Stored data
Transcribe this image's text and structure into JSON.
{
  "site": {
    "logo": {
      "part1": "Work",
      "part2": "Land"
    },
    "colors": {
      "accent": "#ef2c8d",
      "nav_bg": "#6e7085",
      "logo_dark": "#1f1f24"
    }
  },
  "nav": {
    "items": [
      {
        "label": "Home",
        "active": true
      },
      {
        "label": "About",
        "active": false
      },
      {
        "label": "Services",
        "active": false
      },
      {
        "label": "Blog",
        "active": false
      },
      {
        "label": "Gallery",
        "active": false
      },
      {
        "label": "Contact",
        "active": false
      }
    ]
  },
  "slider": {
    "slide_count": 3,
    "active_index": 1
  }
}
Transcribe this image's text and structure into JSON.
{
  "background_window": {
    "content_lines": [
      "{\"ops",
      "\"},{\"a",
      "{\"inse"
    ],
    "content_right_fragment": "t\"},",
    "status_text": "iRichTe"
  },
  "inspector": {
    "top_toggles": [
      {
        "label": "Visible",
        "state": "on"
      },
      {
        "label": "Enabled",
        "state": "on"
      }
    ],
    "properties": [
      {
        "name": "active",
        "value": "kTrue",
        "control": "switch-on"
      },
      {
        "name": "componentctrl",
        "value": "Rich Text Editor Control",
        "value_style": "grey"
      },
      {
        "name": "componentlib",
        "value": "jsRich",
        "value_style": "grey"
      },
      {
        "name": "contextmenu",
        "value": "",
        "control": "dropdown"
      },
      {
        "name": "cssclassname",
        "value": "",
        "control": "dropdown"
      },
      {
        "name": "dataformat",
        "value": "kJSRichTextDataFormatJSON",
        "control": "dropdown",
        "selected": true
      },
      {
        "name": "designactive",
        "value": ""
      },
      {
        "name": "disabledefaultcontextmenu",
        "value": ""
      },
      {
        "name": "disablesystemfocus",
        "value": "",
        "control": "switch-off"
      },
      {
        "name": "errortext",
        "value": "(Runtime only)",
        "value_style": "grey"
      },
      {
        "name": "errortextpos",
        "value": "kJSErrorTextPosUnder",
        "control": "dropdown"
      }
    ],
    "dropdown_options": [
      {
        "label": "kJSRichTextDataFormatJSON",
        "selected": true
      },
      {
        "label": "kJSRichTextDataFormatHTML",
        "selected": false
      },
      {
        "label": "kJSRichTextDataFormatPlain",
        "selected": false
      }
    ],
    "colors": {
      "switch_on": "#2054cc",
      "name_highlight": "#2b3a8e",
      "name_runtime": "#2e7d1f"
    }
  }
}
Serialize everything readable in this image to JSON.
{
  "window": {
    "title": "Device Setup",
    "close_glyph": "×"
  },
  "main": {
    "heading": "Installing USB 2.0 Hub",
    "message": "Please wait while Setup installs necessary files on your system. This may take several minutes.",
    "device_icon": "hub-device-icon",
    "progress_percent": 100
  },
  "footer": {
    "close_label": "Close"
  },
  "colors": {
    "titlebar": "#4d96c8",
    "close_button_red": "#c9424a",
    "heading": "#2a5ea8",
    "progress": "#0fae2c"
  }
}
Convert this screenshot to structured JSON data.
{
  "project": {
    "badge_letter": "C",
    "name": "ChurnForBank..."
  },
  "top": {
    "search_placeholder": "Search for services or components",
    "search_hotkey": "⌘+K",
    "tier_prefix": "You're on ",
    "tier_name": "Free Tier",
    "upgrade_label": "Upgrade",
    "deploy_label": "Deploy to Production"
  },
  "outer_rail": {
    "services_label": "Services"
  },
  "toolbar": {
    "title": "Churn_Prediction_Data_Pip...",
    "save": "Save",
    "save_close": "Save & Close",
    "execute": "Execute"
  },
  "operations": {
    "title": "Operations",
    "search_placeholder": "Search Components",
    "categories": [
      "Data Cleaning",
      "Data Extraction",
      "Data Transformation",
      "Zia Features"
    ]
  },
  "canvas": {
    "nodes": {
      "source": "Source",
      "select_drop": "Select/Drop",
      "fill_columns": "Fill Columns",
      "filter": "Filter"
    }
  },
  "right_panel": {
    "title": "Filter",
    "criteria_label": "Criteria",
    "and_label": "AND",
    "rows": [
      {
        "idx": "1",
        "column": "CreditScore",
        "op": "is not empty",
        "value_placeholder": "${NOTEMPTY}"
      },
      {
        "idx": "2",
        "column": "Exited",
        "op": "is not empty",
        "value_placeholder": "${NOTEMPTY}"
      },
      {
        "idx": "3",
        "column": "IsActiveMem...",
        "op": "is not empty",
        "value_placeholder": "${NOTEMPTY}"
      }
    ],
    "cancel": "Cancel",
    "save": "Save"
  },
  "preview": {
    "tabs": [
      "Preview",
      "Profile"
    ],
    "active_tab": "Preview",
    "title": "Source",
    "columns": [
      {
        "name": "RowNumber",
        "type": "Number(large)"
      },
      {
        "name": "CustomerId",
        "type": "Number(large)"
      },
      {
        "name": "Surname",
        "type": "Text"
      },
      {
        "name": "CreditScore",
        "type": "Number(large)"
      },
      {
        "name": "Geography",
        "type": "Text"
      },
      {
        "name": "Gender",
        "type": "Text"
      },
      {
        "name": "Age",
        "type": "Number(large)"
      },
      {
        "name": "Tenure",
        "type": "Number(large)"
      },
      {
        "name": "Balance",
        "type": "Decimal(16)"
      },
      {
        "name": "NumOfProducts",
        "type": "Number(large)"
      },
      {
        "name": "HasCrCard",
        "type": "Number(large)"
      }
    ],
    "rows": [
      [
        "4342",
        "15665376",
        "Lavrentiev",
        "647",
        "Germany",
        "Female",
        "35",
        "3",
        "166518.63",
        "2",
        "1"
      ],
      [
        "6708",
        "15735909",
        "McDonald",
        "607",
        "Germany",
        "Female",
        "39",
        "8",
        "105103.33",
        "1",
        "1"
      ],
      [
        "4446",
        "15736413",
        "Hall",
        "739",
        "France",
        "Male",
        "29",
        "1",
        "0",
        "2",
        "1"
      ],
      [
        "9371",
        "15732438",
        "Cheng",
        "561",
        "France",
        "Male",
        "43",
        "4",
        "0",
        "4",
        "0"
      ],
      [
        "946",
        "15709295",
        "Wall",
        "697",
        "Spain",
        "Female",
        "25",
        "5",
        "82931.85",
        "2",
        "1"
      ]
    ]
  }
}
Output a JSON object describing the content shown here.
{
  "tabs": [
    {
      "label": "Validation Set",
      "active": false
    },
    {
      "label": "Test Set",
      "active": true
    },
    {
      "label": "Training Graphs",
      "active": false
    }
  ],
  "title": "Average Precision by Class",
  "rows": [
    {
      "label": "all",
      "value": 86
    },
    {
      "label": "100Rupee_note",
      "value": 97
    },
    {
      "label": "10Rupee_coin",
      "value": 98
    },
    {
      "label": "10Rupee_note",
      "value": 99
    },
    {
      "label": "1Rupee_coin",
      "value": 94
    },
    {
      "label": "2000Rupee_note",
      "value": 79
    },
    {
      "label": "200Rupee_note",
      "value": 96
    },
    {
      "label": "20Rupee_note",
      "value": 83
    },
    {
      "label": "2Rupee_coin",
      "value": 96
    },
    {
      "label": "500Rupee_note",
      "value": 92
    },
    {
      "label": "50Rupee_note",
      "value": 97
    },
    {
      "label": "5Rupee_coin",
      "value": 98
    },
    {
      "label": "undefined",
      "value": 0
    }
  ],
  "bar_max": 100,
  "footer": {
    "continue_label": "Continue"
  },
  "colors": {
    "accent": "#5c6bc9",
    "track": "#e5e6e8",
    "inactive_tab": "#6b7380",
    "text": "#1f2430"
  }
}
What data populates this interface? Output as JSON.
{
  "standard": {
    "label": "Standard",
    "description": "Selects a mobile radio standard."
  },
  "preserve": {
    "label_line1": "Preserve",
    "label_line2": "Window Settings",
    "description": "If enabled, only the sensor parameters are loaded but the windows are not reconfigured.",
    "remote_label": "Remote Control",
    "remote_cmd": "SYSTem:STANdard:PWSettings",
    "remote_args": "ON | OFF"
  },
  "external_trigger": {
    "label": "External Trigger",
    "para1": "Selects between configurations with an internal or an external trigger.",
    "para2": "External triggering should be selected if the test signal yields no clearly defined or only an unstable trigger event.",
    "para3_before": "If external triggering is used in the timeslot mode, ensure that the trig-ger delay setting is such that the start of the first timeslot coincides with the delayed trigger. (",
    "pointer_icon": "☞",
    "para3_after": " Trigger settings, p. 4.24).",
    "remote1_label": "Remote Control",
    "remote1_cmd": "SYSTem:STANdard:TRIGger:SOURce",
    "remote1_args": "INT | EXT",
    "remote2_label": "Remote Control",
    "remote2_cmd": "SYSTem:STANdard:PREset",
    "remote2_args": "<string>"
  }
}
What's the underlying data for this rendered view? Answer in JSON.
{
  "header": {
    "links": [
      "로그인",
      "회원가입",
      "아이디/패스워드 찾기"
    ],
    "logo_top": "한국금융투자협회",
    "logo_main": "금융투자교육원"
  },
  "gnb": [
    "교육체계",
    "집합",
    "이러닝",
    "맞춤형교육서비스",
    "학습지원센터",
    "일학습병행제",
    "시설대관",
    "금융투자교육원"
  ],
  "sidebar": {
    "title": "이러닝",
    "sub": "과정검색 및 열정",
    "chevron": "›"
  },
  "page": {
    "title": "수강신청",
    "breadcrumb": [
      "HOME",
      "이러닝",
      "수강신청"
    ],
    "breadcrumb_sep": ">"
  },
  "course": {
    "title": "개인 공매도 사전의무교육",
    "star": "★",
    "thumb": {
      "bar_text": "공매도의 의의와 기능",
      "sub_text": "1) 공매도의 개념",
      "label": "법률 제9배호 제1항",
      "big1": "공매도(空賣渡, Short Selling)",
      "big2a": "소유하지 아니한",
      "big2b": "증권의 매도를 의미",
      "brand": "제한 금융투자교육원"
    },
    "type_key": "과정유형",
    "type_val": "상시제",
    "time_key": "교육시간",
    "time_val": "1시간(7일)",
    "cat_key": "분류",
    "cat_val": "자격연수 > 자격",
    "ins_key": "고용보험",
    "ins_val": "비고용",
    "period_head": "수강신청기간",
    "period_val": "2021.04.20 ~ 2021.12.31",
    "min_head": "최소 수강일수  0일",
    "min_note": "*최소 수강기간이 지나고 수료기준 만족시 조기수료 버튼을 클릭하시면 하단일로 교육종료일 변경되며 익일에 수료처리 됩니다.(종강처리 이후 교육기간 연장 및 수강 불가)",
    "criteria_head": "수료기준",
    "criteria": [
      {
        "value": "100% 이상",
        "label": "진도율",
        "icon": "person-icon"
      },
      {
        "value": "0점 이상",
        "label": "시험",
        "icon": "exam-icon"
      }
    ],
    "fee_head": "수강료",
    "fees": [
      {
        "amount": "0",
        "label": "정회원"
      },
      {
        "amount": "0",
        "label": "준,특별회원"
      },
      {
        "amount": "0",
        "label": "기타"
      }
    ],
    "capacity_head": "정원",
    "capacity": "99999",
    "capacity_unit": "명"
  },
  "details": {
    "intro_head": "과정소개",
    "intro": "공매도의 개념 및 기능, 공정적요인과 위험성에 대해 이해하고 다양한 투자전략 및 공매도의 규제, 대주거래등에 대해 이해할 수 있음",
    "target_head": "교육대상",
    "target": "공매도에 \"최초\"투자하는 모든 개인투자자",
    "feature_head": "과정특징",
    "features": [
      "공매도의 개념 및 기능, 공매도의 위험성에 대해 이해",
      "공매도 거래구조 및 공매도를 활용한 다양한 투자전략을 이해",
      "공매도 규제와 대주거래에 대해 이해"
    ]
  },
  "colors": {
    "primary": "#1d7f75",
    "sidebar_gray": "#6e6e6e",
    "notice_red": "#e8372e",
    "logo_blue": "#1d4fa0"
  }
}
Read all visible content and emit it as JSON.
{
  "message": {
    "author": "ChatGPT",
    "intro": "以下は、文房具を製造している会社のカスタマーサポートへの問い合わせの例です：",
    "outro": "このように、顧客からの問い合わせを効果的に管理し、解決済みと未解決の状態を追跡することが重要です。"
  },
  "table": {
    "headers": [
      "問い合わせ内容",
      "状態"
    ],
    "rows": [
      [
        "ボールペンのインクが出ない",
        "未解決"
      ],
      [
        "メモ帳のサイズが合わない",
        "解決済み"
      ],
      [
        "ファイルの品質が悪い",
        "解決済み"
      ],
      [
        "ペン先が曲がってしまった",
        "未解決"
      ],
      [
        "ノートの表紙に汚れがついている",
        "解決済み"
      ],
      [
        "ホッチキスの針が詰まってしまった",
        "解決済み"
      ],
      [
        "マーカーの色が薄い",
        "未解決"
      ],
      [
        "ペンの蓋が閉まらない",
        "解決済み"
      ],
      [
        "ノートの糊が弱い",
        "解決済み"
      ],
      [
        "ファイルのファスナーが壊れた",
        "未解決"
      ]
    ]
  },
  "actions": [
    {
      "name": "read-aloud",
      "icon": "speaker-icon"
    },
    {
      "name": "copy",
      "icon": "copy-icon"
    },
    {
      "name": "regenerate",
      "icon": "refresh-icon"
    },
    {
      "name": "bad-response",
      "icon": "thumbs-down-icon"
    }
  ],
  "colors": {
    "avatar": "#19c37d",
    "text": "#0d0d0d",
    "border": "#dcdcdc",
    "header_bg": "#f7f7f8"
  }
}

Stated goal ▸ Find every line in the entries that includes the word "message", then state how many there are and nothing else.

Answer in full ▸ 2